── Exercise inputs ──
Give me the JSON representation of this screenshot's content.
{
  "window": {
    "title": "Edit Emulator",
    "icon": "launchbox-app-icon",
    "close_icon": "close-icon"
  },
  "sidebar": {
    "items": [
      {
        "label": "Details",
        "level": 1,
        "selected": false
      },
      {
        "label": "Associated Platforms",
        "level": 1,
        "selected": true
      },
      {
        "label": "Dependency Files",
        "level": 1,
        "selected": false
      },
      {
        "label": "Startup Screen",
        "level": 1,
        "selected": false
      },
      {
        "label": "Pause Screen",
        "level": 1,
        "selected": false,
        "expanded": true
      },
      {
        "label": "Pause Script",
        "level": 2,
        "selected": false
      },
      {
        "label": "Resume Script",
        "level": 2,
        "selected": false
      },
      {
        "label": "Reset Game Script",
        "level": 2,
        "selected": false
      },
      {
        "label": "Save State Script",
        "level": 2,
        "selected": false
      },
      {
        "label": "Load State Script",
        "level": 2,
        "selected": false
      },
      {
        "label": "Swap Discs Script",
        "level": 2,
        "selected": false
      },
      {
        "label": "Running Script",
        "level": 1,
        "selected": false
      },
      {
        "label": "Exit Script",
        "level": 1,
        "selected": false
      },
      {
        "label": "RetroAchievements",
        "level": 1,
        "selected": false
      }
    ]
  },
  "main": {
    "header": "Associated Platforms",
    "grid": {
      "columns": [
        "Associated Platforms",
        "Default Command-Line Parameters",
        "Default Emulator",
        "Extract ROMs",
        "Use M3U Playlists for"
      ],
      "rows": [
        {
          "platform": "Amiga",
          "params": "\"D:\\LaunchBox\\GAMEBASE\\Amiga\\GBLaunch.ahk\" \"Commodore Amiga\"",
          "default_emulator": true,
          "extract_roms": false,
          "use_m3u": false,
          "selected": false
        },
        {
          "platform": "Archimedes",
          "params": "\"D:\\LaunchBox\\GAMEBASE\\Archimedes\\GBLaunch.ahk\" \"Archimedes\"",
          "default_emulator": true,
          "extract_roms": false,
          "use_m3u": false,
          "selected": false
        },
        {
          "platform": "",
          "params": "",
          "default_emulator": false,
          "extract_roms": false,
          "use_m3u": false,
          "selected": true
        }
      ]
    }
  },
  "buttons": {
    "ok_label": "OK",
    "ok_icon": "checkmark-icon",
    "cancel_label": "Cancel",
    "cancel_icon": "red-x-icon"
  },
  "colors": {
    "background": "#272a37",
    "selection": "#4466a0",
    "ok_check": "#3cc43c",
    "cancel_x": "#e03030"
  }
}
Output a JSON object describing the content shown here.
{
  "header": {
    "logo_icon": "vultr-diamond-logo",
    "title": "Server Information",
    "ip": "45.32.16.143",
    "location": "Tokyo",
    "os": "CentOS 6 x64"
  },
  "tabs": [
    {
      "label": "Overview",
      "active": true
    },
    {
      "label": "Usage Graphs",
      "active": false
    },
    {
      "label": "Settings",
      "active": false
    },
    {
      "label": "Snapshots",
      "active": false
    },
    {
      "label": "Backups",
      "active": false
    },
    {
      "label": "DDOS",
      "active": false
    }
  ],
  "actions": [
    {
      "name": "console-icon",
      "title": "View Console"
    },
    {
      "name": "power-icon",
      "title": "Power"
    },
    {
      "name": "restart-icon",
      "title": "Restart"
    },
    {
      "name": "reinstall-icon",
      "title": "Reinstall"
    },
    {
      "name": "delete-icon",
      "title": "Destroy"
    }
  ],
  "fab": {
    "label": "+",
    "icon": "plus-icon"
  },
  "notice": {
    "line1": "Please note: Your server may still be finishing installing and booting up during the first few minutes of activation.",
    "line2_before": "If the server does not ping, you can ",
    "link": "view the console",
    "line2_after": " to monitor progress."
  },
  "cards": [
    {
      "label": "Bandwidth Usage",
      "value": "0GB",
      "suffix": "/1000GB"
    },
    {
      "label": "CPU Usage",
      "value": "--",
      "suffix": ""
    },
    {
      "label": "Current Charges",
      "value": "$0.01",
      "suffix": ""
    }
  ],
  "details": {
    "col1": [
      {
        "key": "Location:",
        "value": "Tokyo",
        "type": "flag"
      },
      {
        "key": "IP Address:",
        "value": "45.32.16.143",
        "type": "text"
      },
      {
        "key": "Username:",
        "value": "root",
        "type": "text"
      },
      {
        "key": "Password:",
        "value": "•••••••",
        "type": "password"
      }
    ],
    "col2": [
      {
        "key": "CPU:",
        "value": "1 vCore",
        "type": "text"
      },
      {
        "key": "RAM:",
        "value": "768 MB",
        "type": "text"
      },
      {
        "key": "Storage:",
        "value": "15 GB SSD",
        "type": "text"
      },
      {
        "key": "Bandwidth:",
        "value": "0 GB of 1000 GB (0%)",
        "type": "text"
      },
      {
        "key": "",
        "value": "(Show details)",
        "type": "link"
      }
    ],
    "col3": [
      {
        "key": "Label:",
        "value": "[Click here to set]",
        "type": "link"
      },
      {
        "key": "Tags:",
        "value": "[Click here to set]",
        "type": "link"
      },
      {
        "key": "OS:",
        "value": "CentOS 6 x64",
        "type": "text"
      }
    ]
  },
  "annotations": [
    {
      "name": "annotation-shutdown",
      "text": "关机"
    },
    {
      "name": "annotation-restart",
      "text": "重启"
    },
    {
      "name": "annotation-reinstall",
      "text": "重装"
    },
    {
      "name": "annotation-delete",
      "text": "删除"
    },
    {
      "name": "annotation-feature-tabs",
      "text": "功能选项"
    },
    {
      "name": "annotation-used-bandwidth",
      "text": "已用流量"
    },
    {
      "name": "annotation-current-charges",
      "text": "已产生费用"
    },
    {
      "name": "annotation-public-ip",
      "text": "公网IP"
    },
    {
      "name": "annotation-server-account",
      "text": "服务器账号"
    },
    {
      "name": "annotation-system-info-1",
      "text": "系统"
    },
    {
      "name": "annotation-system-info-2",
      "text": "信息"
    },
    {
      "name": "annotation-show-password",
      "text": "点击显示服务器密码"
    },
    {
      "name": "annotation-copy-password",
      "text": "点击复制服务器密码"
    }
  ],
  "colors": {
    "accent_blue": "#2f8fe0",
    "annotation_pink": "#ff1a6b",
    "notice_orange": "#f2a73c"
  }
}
───
_Task to complete_
Would you give the material above again, complete and exact?

_Solved problem_
Give me the JSON representation of this screenshot's content.
{
  "window": {
    "title": "Edit Emulator",
    "icon": "launchbox-app-icon",
    "close_icon": "close-icon"
  },
  "sidebar": {
    "items": [
      {
        "label": "Details",
        "level": 1,
        "selected": false
      },
      {
        "label": "Associated Platforms",
        "level": 1,
        "selected": true
      },
      {
        "label": "Dependency Files",
        "level": 1,
        "selected": false
      },
      {
        "label": "Startup Screen",
        "level": 1,
        "selected": false
      },
      {
        "label": "Pause Screen",
        "level": 1,
        "selected": false,
        "expanded": true
      },
      {
        "label": "Pause Script",
        "level": 2,
        "selected": false
      },
      {
        "label": "Resume Script",
        "level": 2,
        "selected": false
      },
      {
        "label": "Reset Game Script",
        "level": 2,
        "selected": false
      },
      {
        "label": "Save State Script",
        "level": 2,
        "selected": false
      },
      {
        "label": "Load State Script",
        "level": 2,
        "selected": false
      },
      {
        "label": "Swap Discs Script",
        "level": 2,
        "selected": false
      },
      {
        "label": "Running Script",
        "level": 1,
        "selected": false
      },
      {
        "label": "Exit Script",
        "level": 1,
        "selected": false
      },
      {
        "label": "RetroAchievements",
        "level": 1,
        "selected": false
      }
    ]
  },
  "main": {
    "header": "Associated Platforms",
    "grid": {
      "columns": [
        "Associated Platforms",
        "Default Command-Line Parameters",
        "Default Emulator",
        "Extract ROMs",
        "Use M3U Playlists for"
      ],
      "rows": [
        {
          "platform": "Amiga",
          "params": "\"D:\\LaunchBox\\GAMEBASE\\Amiga\\GBLaunch.ahk\" \"Commodore Amiga\"",
          "default_emulator": true,
          "extract_roms": false,
          "use_m3u": false,
          "selected": false
        },
        {
          "platform": "Archimedes",
          "params": "\"D:\\LaunchBox\\GAMEBASE\\Archimedes\\GBLaunch.ahk\" \"Archimedes\"",
          "default_emulator": true,
          "extract_roms": false,
          "use_m3u": false,
          "selected": false
        },
        {
          "platform": "",
          "params": "",
          "default_emulator": false,
          "extract_roms": false,
          "use_m3u": false,
          "selected": true
        }
      ]
    }
  },
  "buttons": {
    "ok_label": "OK",
    "ok_icon": "checkmark-icon",
    "cancel_label": "Cancel",
    "cancel_icon": "red-x-icon"
  },
  "colors": {
    "background": "#272a37",
    "selection": "#4466a0",
    "ok_check": "#3cc43c",
    "cancel_x": "#e03030"
  }
}
Output a JSON object describing the content shown here.
{
  "header": {
    "logo_icon": "vultr-diamond-logo",
    "title": "Server Information",
    "ip": "45.32.16.143",
    "location": "Tokyo",
    "os": "CentOS 6 x64"
  },
  "tabs": [
    {
      "label": "Overview",
      "active": true
    },
    {
      "label": "Usage Graphs",
      "active": false
    },
    {
      "label": "Settings",
      "active": false
    },
    {
      "label": "Snapshots",
      "active": false
    },
    {
      "label": "Backups",
      "active": false
    },
    {
      "label": "DDOS",
      "active": false
    }
  ],
  "actions": [
    {
      "name": "console-icon",
      "title": "View Console"
    },
    {
      "name": "power-icon",
      "title": "Power"
    },
    {
      "name": "restart-icon",
      "title": "Restart"
    },
    {
      "name": "reinstall-icon",
      "title": "Reinstall"
    },
    {
      "name": "delete-icon",
      "title": "Destroy"
    }
  ],
  "fab": {
    "label": "+",
    "icon": "plus-icon"
  },
  "notice": {
    "line1": "Please note: Your server may still be finishing installing and booting up during the first few minutes of activation.",
    "line2_before": "If the server does not ping, you can ",
    "link": "view the console",
    "line2_after": " to monitor progress."
  },
  "cards": [
    {
      "label": "Bandwidth Usage",
      "value": "0GB",
      "suffix": "/1000GB"
    },
    {
      "label": "CPU Usage",
      "value": "--",
      "suffix": ""
    },
    {
      "label": "Current Charges",
      "value": "$0.01",
      "suffix": ""
    }
  ],
  "details": {
    "col1": [
      {
        "key": "Location:",
        "value": "Tokyo",
        "type": "flag"
      },
      {
        "key": "IP Address:",
        "value": "45.32.16.143",
        "type": "text"
      },
      {
        "key": "Username:",
        "value": "root",
        "type": "text"
      },
      {
        "key": "Password:",
        "value": "•••••••",
        "type": "password"
      }
    ],
    "col2": [
      {
        "key": "CPU:",
        "value": "1 vCore",
        "type": "text"
      },
      {
        "key": "RAM:",
        "value": "768 MB",
        "type": "text"
      },
      {
        "key": "Storage:",
        "value": "15 GB SSD",
        "type": "text"
      },
      {
        "key": "Bandwidth:",
        "value": "0 GB of 1000 GB (0%)",
        "type": "text"
      },
      {
        "key": "",
        "value": "(Show details)",
        "type": "link"
      }
    ],
    "col3": [
      {
        "key": "Label:",
        "value": "[Click here to set]",
        "type": "link"
      },
      {
        "key": "Tags:",
        "value": "[Click here to set]",
        "type": "link"
      },
      {
        "key": "OS:",
        "value": "CentOS 6 x64",
        "type": "text"
      }
    ]
  },
  "annotations": [
    {
      "name": "annotation-shutdown",
      "text": "关机"
    },
    {
      "name": "annotation-restart",
      "text": "重启"
    },
    {
      "name": "annotation-reinstall",
      "text": "重装"
    },
    {
      "name": "annotation-delete",
      "text": "删除"
    },
    {
      "name": "annotation-feature-tabs",
      "text": "功能选项"
    },
    {
      "name": "annotation-used-bandwidth",
      "text": "已用流量"
    },
    {
      "name": "annotation-current-charges",
      "text": "已产生费用"
    },
    {
      "name": "annotation-public-ip",
      "text": "公网IP"
    },
    {
      "name": "annotation-server-account",
      "text": "服务器账号"
    },
    {
      "name": "annotation-system-info-1",
      "text": "系统"
    },
    {
      "name": "annotation-system-info-2",
      "text": "信息"
    },
    {
      "name": "annotation-show-password",
      "text": "点击显示服务器密码"
    },
    {
      "name": "annotation-copy-password",
      "text": "点击复制服务器密码"
    }
  ],
  "colors": {
    "accent_blue": "#2f8fe0",
    "annotation_pink": "#ff1a6b",
    "notice_orange": "#f2a73c"
  }
}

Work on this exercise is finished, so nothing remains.